## [Record excerpts]

• • • • •

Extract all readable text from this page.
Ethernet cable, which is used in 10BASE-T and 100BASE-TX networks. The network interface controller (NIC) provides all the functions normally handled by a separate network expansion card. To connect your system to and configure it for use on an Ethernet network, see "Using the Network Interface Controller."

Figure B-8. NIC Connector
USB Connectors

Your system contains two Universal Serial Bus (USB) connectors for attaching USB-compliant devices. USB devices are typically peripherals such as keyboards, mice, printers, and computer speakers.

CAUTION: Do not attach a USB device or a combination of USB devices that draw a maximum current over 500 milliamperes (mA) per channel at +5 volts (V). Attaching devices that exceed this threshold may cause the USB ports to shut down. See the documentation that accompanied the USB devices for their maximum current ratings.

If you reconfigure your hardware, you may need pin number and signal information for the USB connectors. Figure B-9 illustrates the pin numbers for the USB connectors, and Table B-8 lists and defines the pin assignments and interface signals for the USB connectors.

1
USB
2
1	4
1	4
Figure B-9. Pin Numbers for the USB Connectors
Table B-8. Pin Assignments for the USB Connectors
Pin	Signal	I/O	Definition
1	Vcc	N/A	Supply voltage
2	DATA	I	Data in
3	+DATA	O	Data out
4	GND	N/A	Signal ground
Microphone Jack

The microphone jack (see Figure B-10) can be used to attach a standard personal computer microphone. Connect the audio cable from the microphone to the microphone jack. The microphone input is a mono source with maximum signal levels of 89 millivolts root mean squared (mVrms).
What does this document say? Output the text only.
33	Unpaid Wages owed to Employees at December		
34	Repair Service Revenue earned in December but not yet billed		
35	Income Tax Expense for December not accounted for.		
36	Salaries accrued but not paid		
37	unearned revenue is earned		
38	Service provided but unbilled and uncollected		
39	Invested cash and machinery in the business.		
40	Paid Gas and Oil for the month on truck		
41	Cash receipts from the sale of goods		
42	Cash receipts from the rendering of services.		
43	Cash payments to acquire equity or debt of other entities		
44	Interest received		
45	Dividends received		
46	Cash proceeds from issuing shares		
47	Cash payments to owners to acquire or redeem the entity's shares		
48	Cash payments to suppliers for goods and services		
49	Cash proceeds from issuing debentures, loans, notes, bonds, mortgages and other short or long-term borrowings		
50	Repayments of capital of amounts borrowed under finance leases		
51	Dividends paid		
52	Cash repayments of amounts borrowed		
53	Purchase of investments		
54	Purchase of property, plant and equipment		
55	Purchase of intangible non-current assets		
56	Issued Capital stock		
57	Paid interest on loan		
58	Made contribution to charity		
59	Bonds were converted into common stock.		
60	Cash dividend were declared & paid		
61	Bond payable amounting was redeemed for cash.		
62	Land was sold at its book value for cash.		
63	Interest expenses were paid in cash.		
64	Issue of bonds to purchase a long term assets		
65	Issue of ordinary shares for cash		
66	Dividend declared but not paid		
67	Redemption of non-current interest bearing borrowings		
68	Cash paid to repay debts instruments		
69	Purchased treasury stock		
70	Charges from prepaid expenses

• • • • •

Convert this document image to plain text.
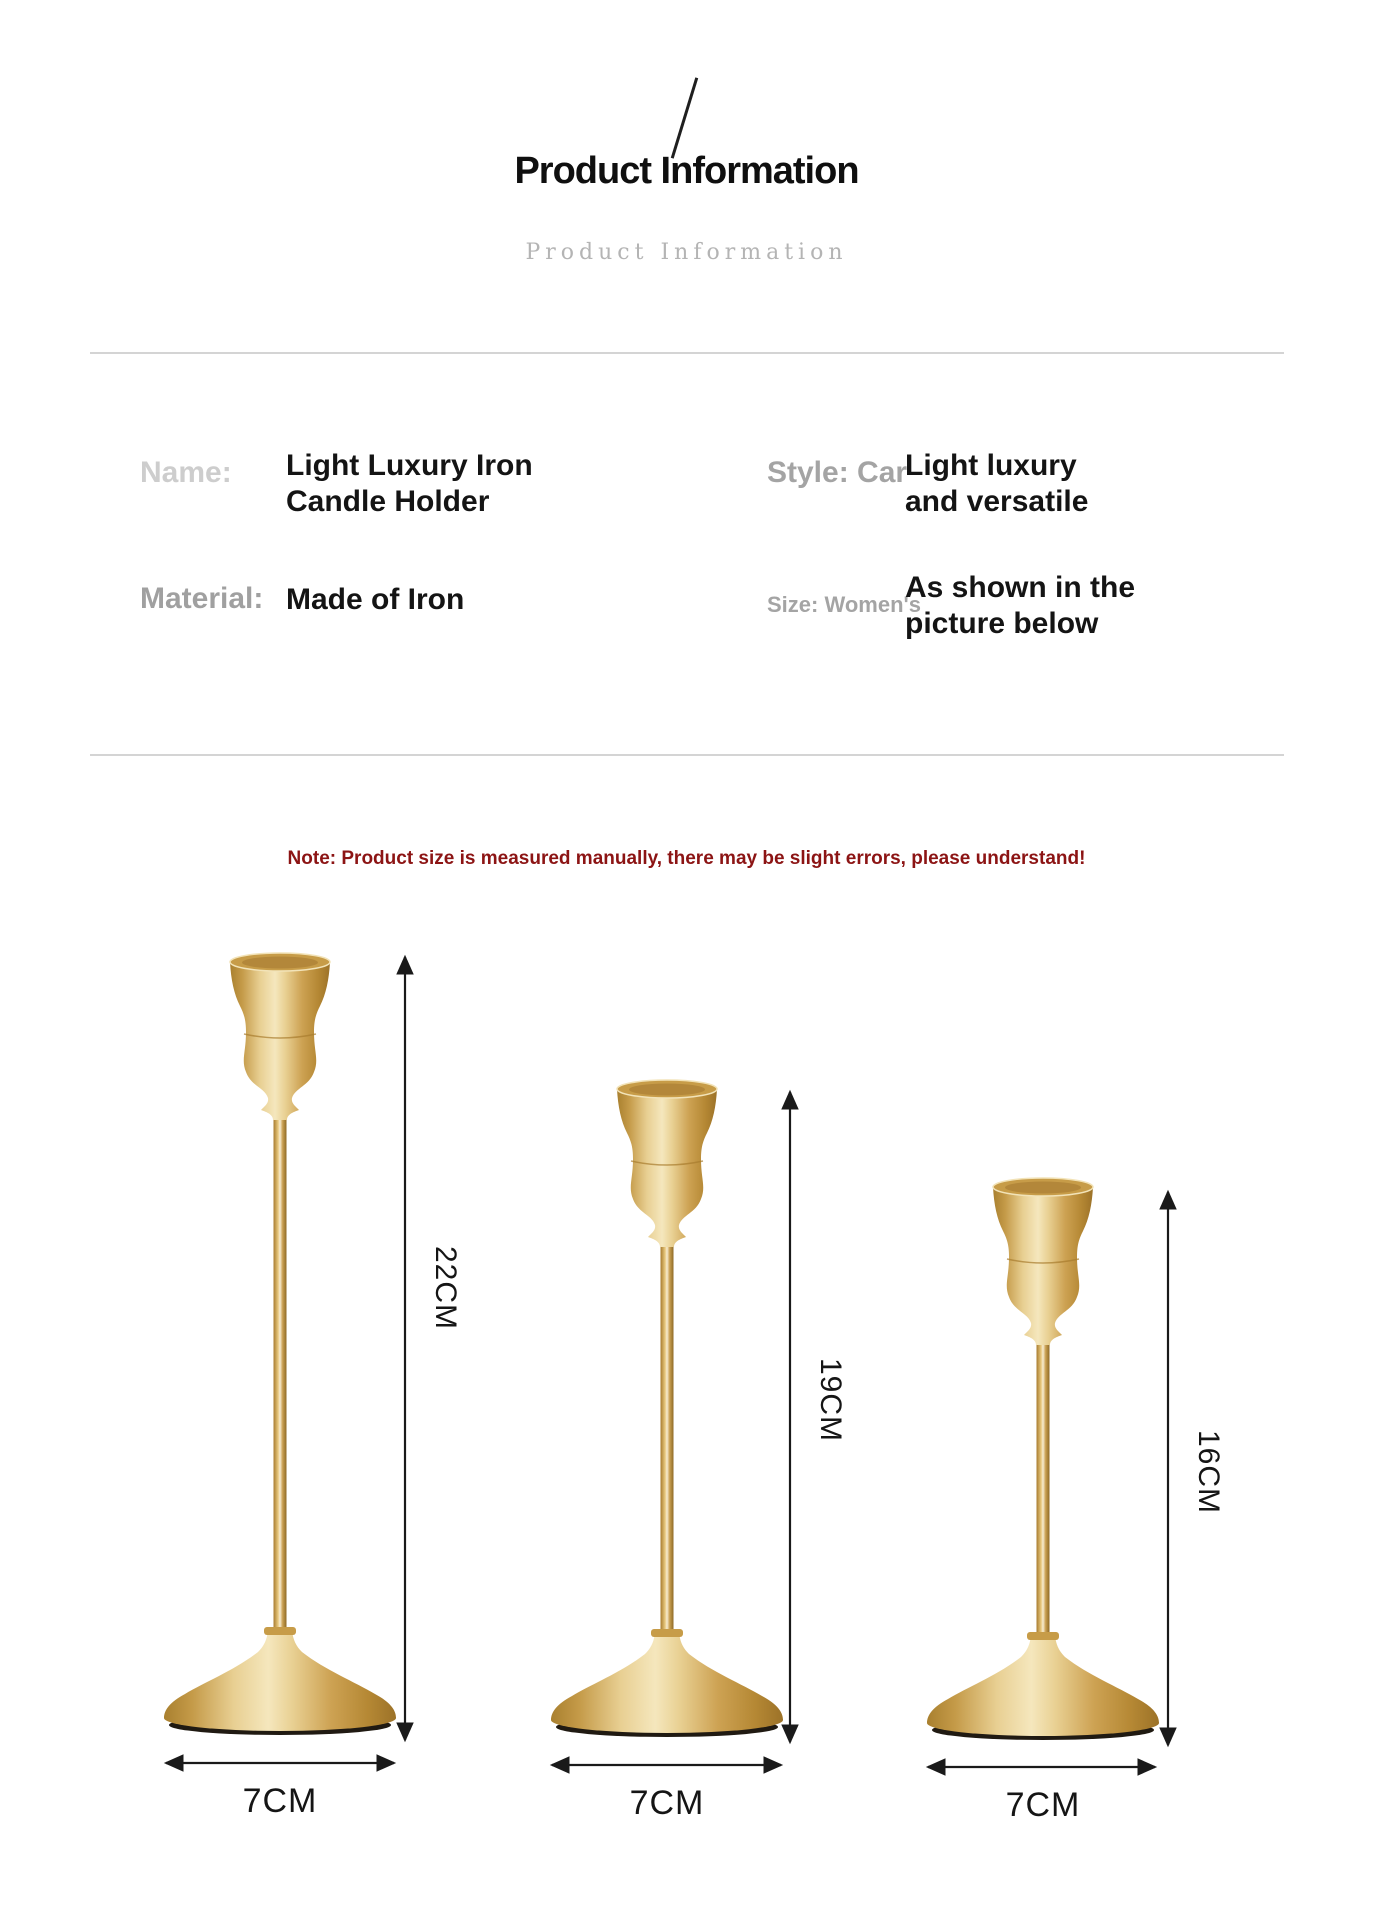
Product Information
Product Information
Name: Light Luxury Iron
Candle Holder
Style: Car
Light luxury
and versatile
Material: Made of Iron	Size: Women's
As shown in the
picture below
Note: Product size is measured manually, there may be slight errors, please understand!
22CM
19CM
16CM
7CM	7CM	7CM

• • • • •

## [Prompt]
From the listing above, copy all lines holding the word "issuing".

## [Exercise answer]
46	Cash proceeds from issuing shares		
49	Cash proceeds from issuing debentures, loans, notes, bonds, mortgages and other short or long-term borrowings		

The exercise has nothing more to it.